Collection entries
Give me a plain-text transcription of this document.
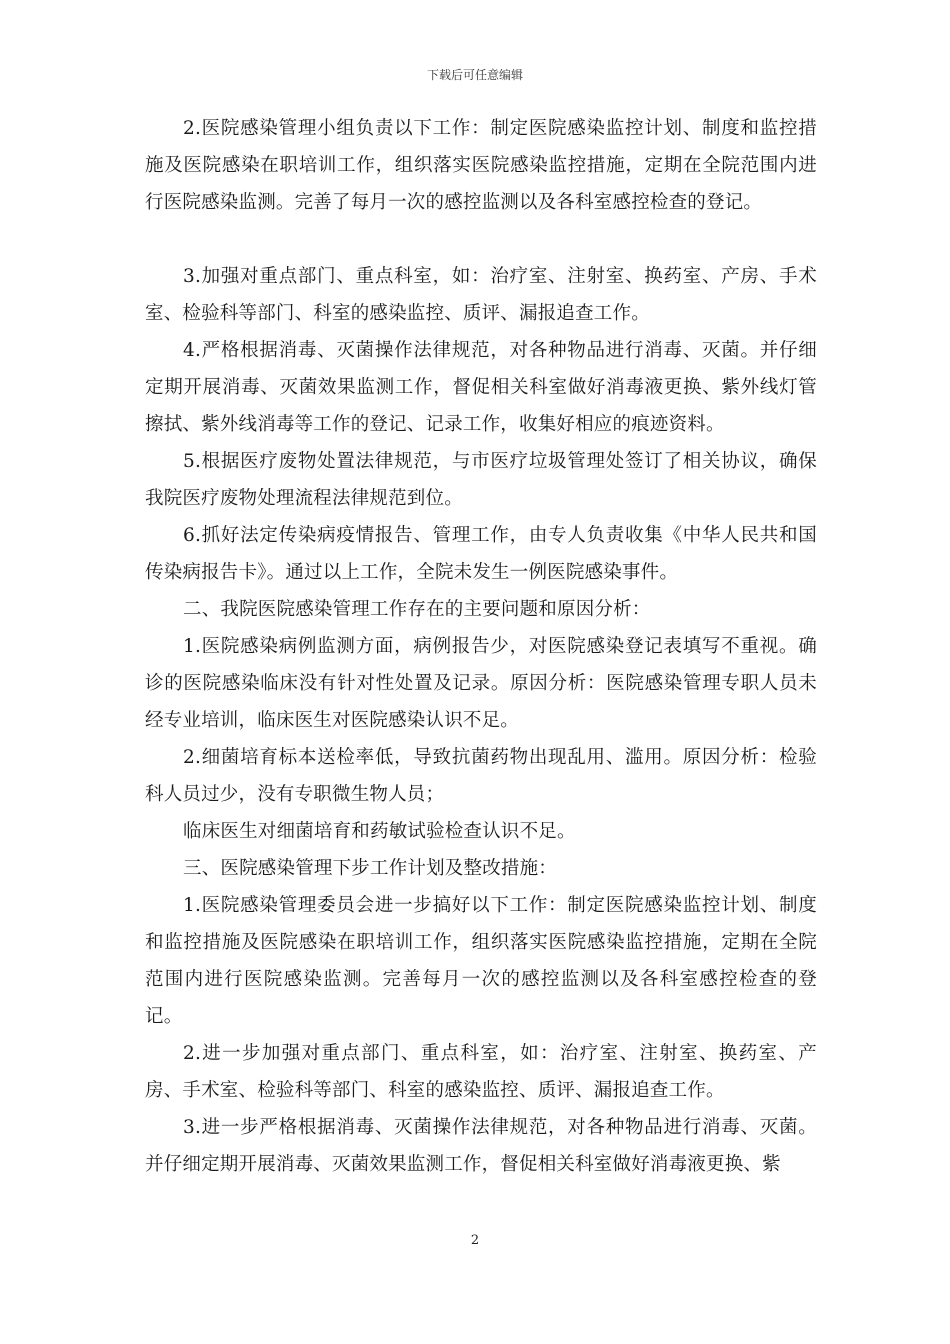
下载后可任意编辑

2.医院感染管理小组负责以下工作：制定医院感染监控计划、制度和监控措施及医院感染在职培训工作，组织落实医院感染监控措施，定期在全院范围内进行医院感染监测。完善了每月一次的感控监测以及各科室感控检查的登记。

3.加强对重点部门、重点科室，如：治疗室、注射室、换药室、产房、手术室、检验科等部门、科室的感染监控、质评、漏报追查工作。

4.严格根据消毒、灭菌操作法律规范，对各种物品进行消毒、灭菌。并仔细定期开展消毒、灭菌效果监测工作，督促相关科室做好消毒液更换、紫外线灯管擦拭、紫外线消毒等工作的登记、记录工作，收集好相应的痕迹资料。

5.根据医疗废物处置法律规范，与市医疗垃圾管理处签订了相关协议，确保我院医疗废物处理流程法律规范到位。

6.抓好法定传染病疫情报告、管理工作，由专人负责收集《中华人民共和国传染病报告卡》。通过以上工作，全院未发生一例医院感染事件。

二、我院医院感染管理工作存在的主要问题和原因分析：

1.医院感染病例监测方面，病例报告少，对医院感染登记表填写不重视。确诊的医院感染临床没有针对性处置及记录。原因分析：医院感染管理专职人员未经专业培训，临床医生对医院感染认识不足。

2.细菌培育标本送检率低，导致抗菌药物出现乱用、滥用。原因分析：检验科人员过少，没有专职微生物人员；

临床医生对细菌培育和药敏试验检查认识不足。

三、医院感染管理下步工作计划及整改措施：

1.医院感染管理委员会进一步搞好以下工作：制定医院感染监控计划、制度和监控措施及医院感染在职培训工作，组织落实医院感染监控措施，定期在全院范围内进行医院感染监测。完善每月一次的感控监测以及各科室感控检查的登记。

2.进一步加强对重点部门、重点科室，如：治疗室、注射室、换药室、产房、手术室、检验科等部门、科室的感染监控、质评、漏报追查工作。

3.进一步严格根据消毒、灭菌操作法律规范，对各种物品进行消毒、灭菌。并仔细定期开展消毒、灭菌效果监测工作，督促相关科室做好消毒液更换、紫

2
* * *
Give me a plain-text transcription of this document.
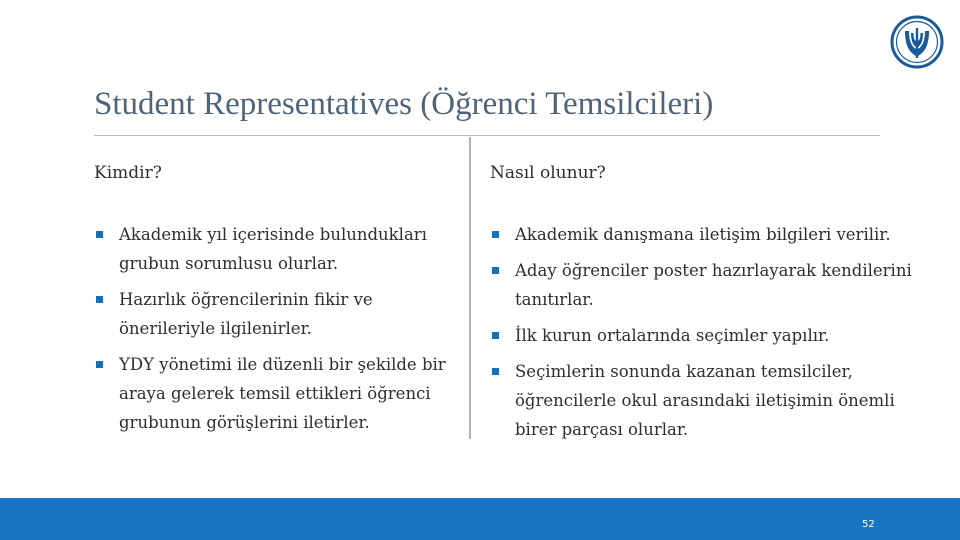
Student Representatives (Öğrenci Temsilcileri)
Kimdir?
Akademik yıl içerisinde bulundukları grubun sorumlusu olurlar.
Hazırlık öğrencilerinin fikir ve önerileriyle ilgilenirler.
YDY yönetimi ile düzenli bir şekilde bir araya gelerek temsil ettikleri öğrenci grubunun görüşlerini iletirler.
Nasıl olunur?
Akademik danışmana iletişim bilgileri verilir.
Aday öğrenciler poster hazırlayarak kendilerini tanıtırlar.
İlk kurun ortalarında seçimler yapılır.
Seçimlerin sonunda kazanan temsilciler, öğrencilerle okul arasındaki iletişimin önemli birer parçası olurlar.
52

[Aim of the task] Find "督促相关科室做好消毒液更换". Copy every line it occurs in.

[Right answer]
4.严格根据消毒、灭菌操作法律规范，对各种物品进行消毒、灭菌。并仔细定期开展消毒、灭菌效果监测工作，督促相关科室做好消毒液更换、紫外线灯管擦拭、紫外线消毒等工作的登记、记录工作，收集好相应的痕迹资料。
3.进一步严格根据消毒、灭菌操作法律规范，对各种物品进行消毒、灭菌。并仔细定期开展消毒、灭菌效果监测工作，督促相关科室做好消毒液更换、紫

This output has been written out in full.